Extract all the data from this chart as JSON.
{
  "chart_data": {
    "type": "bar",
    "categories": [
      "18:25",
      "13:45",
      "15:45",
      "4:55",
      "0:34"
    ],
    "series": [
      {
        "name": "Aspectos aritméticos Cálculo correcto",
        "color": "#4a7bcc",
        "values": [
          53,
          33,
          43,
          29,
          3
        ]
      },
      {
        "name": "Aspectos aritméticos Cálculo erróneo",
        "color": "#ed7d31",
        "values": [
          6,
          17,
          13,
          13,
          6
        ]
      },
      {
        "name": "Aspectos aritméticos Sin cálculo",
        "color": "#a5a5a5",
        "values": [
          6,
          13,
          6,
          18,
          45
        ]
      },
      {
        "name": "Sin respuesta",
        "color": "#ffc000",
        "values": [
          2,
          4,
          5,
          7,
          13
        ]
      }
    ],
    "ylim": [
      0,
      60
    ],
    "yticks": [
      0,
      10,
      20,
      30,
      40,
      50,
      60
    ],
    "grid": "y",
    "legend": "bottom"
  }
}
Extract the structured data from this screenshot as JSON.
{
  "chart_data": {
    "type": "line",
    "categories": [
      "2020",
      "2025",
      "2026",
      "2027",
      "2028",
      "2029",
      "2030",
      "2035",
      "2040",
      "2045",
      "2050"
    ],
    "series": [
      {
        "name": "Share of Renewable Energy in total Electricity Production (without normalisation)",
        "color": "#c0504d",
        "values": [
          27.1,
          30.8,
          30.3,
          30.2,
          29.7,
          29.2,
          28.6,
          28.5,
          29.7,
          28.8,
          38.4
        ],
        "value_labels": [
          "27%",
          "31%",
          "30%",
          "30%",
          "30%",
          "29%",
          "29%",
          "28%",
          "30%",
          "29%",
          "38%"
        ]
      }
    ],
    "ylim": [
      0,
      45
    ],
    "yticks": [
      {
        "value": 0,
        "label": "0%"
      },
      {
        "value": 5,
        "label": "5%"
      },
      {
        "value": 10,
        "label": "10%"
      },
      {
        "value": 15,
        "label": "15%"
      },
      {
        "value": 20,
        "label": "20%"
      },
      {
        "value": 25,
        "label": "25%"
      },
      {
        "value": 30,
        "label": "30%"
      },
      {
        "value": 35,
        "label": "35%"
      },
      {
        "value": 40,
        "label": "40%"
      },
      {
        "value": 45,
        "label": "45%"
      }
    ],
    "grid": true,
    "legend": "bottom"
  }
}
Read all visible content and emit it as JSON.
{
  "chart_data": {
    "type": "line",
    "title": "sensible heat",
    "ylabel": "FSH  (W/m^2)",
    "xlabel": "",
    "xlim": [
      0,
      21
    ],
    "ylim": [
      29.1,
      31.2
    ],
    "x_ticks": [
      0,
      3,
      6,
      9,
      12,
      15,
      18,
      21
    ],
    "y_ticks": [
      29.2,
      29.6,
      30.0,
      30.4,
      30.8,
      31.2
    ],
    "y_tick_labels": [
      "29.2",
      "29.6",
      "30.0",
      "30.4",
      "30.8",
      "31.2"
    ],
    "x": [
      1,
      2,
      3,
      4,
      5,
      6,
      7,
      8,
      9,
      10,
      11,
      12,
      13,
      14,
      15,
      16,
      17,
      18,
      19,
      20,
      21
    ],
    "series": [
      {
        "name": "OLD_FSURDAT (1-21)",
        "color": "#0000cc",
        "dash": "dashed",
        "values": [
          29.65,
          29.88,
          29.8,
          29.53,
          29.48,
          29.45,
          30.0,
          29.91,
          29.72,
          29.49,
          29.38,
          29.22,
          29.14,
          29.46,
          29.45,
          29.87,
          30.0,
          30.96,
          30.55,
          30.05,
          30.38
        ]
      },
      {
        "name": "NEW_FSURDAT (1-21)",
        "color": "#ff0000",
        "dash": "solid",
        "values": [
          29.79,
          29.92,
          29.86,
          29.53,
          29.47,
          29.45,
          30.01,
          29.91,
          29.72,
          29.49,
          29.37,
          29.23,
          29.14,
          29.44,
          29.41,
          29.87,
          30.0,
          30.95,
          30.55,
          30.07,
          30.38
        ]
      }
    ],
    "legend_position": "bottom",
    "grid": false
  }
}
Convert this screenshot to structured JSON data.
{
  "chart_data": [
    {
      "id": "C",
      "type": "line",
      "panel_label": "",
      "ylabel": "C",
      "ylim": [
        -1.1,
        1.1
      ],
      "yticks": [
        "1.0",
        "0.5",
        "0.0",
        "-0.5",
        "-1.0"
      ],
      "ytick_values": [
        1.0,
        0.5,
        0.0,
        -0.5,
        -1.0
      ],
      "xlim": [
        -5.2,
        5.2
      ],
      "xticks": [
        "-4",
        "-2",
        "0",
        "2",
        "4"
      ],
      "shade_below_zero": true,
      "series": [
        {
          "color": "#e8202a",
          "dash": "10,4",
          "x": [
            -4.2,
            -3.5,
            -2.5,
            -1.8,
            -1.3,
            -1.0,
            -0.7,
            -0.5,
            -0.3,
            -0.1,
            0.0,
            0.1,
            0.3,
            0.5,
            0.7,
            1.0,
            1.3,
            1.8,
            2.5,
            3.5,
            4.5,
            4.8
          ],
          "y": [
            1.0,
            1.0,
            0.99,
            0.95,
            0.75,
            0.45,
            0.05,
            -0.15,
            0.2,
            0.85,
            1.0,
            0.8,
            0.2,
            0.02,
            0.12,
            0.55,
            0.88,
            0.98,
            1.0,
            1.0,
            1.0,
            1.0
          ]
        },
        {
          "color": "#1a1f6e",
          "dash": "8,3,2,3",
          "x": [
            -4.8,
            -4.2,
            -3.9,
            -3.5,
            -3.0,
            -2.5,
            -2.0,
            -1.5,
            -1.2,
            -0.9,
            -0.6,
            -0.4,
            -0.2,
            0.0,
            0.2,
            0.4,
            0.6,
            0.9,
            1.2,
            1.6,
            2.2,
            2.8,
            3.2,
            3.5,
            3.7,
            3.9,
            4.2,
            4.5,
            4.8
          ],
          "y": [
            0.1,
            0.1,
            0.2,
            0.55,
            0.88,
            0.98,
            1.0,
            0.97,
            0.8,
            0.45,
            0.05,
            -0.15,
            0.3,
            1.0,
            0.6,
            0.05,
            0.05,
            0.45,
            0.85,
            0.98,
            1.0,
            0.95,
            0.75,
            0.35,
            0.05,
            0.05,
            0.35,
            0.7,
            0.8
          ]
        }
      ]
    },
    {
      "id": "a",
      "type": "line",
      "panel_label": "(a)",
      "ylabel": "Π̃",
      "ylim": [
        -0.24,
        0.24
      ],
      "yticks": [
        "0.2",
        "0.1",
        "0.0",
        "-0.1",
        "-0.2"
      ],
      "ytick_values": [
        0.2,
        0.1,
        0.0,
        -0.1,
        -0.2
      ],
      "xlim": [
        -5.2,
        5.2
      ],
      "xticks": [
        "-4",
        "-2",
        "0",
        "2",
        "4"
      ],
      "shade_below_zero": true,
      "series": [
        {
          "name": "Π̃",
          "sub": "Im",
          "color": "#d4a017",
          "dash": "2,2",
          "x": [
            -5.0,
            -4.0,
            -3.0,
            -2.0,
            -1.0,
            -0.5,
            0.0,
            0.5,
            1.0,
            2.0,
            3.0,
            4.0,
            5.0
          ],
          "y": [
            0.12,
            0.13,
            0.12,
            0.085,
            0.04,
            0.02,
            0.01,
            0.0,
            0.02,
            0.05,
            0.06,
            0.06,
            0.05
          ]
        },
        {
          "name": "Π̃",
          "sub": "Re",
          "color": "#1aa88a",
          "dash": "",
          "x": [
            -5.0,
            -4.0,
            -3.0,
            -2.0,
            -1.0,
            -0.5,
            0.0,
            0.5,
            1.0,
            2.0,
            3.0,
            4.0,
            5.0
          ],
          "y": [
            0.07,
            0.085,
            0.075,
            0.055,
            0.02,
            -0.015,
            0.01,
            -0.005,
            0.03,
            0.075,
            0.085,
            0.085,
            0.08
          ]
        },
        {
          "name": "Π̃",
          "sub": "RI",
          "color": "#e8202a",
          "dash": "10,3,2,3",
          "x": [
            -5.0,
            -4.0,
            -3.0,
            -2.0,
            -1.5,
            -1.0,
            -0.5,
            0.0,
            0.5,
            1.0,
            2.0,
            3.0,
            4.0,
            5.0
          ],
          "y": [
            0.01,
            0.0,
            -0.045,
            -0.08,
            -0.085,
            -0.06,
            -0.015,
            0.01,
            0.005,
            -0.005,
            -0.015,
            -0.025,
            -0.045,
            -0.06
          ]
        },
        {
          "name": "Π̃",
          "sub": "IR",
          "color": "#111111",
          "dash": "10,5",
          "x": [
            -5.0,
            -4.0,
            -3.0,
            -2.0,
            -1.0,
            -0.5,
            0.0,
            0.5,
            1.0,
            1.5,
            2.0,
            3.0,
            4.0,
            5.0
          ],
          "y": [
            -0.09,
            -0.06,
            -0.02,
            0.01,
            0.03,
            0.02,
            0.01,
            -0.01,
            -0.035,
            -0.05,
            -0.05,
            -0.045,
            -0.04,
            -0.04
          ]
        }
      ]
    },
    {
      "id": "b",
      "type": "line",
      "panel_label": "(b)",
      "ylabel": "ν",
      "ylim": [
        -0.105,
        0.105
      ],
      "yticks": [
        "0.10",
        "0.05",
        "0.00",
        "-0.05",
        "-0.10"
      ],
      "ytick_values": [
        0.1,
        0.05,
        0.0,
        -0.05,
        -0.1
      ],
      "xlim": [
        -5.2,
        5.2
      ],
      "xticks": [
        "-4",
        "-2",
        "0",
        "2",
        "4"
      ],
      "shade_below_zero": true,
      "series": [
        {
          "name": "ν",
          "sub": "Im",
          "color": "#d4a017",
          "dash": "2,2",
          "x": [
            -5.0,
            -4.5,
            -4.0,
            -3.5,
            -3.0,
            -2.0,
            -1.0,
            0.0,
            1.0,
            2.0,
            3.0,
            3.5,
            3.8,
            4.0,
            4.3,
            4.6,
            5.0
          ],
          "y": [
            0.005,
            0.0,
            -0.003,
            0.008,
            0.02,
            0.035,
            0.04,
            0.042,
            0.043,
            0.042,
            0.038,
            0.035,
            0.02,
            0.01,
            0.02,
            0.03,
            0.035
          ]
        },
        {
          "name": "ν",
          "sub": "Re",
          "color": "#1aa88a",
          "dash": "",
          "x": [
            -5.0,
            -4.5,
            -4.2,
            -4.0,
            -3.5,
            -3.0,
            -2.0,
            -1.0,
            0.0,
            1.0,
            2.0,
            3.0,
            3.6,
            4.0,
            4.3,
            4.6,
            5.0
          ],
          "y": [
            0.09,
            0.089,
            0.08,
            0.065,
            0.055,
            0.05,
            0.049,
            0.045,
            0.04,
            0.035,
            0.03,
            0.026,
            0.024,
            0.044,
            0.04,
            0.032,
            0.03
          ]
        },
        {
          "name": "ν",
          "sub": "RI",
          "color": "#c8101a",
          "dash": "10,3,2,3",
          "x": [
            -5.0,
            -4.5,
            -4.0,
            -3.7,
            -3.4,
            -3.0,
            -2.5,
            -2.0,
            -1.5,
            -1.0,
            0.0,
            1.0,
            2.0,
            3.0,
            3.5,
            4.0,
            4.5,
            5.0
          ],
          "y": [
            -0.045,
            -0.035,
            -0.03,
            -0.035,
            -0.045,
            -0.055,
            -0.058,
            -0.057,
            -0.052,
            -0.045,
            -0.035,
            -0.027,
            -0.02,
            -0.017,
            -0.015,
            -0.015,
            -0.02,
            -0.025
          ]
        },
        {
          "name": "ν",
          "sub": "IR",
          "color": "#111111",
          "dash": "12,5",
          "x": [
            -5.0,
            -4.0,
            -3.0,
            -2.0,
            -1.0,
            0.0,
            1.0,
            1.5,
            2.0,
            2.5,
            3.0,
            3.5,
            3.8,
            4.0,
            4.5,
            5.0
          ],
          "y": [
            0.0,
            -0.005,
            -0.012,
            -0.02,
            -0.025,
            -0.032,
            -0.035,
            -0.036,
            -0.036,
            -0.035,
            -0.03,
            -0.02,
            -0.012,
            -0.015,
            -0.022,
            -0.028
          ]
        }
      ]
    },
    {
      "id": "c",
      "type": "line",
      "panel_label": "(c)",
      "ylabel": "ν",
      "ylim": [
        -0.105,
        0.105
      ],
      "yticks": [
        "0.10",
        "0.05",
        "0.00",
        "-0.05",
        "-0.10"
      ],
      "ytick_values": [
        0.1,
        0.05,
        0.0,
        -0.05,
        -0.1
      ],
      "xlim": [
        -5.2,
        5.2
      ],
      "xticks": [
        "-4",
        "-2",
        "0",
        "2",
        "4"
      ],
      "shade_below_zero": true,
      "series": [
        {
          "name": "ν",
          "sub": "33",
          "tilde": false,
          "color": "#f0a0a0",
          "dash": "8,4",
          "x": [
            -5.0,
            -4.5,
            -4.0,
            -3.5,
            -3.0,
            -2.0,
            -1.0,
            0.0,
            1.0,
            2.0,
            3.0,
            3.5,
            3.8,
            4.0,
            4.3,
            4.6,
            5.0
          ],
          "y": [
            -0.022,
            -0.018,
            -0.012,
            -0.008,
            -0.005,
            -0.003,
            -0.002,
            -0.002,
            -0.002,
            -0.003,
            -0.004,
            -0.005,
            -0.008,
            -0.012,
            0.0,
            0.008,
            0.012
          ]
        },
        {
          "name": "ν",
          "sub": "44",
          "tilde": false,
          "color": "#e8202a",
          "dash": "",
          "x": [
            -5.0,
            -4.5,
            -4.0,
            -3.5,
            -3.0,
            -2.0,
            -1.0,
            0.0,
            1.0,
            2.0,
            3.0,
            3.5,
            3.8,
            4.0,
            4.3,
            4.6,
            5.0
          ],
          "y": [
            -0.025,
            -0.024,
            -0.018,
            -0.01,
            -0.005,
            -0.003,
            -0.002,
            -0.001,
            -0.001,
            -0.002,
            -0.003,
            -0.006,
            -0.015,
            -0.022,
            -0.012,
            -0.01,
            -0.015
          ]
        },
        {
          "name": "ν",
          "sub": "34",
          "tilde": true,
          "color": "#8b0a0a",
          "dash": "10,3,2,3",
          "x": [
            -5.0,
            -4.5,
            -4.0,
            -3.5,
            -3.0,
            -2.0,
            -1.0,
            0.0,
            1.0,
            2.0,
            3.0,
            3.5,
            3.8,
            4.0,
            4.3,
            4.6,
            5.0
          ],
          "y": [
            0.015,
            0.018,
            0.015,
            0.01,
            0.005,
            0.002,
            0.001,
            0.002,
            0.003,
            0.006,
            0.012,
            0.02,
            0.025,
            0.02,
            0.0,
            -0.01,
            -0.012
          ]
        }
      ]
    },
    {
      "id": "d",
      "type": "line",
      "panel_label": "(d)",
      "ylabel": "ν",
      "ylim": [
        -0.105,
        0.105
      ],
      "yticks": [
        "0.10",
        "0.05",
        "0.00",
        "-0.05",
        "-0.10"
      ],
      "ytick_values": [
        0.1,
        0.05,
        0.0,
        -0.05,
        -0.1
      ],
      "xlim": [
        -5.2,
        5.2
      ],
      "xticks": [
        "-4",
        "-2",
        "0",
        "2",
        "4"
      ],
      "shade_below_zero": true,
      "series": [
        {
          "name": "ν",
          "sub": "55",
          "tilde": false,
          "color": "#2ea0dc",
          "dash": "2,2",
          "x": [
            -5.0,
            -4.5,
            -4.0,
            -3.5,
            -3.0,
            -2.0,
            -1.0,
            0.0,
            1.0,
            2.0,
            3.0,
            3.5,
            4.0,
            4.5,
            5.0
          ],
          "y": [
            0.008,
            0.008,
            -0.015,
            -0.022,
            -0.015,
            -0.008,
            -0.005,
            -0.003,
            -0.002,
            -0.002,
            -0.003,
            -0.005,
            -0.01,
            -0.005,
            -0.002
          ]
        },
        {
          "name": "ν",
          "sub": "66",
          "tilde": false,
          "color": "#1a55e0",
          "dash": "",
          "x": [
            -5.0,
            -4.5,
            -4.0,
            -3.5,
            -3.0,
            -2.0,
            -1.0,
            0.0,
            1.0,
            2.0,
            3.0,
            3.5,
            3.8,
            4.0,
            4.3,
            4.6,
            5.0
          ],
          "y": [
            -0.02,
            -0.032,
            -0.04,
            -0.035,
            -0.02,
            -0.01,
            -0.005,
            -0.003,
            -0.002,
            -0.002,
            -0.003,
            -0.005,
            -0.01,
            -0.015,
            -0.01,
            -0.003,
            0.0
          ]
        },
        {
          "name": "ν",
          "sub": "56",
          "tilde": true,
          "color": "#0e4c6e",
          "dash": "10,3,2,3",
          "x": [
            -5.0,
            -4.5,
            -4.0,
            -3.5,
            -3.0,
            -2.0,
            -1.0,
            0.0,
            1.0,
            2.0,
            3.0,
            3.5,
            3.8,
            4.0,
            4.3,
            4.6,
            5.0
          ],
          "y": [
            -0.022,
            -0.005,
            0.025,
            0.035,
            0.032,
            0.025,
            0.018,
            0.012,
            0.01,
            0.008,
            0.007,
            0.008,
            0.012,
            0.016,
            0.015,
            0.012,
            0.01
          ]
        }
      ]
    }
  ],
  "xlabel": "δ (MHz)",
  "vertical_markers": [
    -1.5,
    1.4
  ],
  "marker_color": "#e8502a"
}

────────────────

● Task objective:
Determine how many lines of the material include the string "Aspectos". Output only that count.

● Output for this exercise:
3